Stated goal: In the material below, find each line holding the string "stars" and copy it.

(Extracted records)
-*-*-

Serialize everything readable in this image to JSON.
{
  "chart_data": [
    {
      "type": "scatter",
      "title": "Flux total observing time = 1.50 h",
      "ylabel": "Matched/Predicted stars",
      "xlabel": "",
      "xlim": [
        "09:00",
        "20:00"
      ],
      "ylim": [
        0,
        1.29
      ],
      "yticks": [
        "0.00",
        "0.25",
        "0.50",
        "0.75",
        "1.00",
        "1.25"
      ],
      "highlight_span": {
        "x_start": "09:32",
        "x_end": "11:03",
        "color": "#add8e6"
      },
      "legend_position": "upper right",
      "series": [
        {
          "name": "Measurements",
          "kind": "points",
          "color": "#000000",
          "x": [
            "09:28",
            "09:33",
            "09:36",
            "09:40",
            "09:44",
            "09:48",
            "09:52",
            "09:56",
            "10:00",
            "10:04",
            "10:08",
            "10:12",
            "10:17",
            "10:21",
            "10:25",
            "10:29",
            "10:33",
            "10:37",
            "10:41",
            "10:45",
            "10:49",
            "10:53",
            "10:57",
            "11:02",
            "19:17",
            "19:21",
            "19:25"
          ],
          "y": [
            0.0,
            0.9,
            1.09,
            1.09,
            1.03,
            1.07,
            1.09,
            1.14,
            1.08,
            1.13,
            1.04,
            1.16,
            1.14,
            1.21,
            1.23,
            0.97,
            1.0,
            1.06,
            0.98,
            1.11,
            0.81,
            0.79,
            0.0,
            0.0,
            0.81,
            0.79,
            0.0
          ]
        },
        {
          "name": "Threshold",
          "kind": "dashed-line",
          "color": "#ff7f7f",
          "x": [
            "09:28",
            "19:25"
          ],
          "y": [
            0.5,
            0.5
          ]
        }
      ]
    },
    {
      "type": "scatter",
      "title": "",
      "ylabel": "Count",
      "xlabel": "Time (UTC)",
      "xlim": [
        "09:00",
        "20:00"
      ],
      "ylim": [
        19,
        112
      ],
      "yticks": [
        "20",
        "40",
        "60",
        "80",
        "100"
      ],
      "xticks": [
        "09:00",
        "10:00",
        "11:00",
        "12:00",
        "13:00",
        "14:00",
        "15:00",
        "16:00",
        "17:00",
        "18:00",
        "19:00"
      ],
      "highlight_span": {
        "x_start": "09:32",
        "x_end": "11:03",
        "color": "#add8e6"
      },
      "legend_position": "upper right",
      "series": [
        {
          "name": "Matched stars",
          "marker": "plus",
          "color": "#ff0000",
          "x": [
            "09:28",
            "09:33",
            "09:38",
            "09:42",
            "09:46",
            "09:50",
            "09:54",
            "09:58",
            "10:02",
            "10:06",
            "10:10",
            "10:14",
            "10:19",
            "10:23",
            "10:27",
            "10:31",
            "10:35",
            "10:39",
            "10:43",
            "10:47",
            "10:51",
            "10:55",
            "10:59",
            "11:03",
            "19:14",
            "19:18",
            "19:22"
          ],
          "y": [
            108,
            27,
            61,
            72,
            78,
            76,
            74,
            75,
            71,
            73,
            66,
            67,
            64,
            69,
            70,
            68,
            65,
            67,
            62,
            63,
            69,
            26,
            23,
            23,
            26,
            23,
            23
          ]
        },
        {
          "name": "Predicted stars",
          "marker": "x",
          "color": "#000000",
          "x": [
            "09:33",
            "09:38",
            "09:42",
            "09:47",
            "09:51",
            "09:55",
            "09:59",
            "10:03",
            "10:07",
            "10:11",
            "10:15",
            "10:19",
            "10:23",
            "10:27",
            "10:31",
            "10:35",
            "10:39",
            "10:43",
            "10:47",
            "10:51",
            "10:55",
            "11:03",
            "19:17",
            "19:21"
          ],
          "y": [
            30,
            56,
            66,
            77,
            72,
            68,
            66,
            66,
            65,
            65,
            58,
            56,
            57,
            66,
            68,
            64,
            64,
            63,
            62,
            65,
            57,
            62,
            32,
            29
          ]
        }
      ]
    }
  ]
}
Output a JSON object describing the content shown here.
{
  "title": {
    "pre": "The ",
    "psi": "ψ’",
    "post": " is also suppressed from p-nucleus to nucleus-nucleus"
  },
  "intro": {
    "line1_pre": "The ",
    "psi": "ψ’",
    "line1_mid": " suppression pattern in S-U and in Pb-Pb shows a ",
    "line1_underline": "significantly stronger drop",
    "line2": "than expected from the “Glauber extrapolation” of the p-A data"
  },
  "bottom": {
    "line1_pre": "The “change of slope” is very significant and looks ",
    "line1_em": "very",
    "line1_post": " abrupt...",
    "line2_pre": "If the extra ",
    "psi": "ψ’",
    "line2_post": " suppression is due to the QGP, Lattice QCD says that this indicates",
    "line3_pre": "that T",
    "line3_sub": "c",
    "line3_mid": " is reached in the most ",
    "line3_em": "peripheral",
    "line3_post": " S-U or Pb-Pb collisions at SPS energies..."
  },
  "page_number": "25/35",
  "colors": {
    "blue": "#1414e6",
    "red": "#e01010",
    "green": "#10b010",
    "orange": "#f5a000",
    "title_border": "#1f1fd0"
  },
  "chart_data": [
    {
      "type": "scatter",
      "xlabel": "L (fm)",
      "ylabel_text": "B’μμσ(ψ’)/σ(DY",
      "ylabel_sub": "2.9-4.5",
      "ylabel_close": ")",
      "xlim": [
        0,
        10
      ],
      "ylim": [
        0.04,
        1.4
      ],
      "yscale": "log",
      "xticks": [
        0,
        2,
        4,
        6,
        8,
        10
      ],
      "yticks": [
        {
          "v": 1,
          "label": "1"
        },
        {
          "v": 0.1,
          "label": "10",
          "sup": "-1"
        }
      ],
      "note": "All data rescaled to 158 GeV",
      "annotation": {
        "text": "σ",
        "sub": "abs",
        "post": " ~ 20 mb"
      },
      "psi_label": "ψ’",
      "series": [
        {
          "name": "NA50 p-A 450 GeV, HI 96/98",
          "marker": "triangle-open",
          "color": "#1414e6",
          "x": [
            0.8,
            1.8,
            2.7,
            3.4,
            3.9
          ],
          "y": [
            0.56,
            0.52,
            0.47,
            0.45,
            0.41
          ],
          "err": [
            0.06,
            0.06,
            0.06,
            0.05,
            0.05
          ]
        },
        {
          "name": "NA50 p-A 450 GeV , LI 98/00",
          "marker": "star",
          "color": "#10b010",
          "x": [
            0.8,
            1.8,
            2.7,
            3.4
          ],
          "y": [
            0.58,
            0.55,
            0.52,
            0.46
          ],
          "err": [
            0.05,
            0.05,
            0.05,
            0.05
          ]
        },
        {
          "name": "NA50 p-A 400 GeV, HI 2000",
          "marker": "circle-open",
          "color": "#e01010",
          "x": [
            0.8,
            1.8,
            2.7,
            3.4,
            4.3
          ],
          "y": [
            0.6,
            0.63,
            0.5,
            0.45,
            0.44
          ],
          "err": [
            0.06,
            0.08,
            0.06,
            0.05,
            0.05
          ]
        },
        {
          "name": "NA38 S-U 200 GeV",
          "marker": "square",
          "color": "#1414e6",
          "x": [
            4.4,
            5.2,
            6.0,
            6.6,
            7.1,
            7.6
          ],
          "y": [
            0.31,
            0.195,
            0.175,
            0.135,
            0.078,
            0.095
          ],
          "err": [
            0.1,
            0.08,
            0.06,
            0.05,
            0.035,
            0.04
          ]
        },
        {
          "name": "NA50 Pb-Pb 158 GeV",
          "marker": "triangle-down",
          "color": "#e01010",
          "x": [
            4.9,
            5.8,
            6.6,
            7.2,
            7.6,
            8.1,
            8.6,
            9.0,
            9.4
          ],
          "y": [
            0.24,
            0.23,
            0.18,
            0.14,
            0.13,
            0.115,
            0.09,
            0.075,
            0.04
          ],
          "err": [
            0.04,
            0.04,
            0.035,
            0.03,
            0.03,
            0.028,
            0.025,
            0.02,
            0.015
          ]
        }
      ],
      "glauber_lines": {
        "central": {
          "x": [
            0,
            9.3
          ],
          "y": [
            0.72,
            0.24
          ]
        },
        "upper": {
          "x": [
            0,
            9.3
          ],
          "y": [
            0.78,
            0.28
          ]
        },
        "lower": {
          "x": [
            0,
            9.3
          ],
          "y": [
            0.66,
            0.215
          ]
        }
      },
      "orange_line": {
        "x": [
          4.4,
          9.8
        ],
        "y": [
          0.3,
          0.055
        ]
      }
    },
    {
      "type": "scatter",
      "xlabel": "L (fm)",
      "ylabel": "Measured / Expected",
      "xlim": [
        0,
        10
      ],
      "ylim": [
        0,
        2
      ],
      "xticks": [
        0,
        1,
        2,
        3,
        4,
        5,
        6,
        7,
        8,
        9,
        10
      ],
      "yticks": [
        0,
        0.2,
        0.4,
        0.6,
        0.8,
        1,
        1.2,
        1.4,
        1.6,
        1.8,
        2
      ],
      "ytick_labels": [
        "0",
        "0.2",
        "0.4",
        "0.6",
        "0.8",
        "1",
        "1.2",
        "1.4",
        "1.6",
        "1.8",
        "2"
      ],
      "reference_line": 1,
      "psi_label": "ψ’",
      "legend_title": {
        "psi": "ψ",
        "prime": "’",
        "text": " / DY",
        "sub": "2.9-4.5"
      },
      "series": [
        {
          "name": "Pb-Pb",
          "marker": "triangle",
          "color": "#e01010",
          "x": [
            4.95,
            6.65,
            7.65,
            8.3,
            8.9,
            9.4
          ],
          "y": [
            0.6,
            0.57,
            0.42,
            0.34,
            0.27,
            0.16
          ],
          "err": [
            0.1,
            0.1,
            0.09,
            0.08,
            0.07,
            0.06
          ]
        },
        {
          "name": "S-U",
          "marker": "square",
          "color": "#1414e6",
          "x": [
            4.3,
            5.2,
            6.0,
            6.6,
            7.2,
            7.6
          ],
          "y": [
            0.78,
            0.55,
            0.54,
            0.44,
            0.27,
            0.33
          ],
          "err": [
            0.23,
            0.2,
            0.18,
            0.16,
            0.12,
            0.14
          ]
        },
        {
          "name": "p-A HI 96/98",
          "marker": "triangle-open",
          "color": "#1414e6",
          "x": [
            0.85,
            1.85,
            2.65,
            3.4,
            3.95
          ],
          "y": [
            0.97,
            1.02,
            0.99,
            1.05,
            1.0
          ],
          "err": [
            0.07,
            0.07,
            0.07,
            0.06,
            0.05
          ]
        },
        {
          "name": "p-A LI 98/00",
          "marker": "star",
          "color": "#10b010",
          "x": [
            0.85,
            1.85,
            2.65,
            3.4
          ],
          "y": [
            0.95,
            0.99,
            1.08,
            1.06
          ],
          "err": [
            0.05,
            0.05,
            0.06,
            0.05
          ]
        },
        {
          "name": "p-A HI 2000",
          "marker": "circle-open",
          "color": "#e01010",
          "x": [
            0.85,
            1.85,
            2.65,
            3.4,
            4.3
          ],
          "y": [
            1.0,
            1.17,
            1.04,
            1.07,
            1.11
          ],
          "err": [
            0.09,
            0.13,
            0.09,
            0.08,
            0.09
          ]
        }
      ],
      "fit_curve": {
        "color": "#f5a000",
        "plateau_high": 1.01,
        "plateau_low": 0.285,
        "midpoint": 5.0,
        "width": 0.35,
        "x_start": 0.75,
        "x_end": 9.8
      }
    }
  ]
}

-*-*-

Final result:
      "ylabel": "Matched/Predicted stars",
          "name": "Matched stars",
          "name": "Predicted stars",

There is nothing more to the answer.